Repeat each entry in full, exactly.

__________

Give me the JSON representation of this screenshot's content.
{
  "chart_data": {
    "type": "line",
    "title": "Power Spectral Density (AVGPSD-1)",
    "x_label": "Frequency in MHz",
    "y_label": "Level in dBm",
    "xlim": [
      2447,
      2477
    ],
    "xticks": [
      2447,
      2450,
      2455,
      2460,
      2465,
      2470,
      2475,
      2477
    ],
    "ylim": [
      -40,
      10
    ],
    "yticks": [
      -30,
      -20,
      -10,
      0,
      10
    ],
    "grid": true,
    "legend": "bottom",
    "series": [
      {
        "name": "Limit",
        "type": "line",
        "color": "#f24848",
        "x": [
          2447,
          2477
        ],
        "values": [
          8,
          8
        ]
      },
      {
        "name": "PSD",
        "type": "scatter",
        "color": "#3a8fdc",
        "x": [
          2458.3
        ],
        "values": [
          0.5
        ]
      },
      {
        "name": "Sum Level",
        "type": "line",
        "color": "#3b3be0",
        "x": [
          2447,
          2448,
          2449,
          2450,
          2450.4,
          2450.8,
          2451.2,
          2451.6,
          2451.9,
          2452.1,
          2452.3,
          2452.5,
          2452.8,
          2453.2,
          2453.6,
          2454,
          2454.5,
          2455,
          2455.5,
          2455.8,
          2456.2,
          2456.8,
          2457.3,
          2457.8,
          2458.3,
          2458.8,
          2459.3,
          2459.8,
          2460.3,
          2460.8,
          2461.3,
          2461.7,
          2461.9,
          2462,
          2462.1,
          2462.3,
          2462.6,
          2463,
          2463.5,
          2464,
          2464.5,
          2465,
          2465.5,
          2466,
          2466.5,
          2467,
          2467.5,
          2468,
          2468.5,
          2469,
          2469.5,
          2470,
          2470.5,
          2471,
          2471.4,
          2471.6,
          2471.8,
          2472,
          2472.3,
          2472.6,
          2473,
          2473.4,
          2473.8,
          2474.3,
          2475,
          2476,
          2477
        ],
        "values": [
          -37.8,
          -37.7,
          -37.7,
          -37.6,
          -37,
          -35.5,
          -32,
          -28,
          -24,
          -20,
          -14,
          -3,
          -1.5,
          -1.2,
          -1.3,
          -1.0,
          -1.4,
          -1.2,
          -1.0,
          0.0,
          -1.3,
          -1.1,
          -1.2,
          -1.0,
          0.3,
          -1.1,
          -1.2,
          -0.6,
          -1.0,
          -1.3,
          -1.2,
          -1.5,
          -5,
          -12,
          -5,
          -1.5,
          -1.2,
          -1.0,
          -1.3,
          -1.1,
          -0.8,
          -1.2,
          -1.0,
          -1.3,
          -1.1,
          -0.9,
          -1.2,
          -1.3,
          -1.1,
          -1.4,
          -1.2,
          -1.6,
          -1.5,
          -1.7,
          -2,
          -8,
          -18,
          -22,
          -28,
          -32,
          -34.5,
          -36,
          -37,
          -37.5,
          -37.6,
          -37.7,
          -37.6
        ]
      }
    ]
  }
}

__________

## THE RESULT
Give me the JSON representation of this screenshot's content.
{
  "chart_data": {
    "type": "line",
    "title": "Power Spectral Density (AVGPSD-1)",
    "x_label": "Frequency in MHz",
    "y_label": "Level in dBm",
    "xlim": [
      2447,
      2477
    ],
    "xticks": [
      2447,
      2450,
      2455,
      2460,
      2465,
      2470,
      2475,
      2477
    ],
    "ylim": [
      -40,
      10
    ],
    "yticks": [
      -30,
      -20,
      -10,
      0,
      10
    ],
    "grid": true,
    "legend": "bottom",
    "series": [
      {
        "name": "Limit",
        "type": "line",
        "color": "#f24848",
        "x": [
          2447,
          2477
        ],
        "values": [
          8,
          8
        ]
      },
      {
        "name": "PSD",
        "type": "scatter",
        "color": "#3a8fdc",
        "x": [
          2458.3
        ],
        "values": [
          0.5
        ]
      },
      {
        "name": "Sum Level",
        "type": "line",
        "color": "#3b3be0",
        "x": [
          2447,
          2448,
          2449,
          2450,
          2450.4,
          2450.8,
          2451.2,
          2451.6,
          2451.9,
          2452.1,
          2452.3,
          2452.5,
          2452.8,
          2453.2,
          2453.6,
          2454,
          2454.5,
          2455,
          2455.5,
          2455.8,
          2456.2,
          2456.8,
          2457.3,
          2457.8,
          2458.3,
          2458.8,
          2459.3,
          2459.8,
          2460.3,
          2460.8,
          2461.3,
          2461.7,
          2461.9,
          2462,
          2462.1,
          2462.3,
          2462.6,
          2463,
          2463.5,
          2464,
          2464.5,
          2465,
          2465.5,
          2466,
          2466.5,
          2467,
          2467.5,
          2468,
          2468.5,
          2469,
          2469.5,
          2470,
          2470.5,
          2471,
          2471.4,
          2471.6,
          2471.8,
          2472,
          2472.3,
          2472.6,
          2473,
          2473.4,
          2473.8,
          2474.3,
          2475,
          2476,
          2477
        ],
        "values": [
          -37.8,
          -37.7,
          -37.7,
          -37.6,
          -37,
          -35.5,
          -32,
          -28,
          -24,
          -20,
          -14,
          -3,
          -1.5,
          -1.2,
          -1.3,
          -1.0,
          -1.4,
          -1.2,
          -1.0,
          0.0,
          -1.3,
          -1.1,
          -1.2,
          -1.0,
          0.3,
          -1.1,
          -1.2,
          -0.6,
          -1.0,
          -1.3,
          -1.2,
          -1.5,
          -5,
          -12,
          -5,
          -1.5,
          -1.2,
          -1.0,
          -1.3,
          -1.1,
          -0.8,
          -1.2,
          -1.0,
          -1.3,
          -1.1,
          -0.9,
          -1.2,
          -1.3,
          -1.1,
          -1.4,
          -1.2,
          -1.6,
          -1.5,
          -1.7,
          -2,
          -8,
          -18,
          -22,
          -28,
          -32,
          -34.5,
          -36,
          -37,
          -37.5,
          -37.6,
          -37.7,
          -37.6
        ]
      }
    ]
  }
}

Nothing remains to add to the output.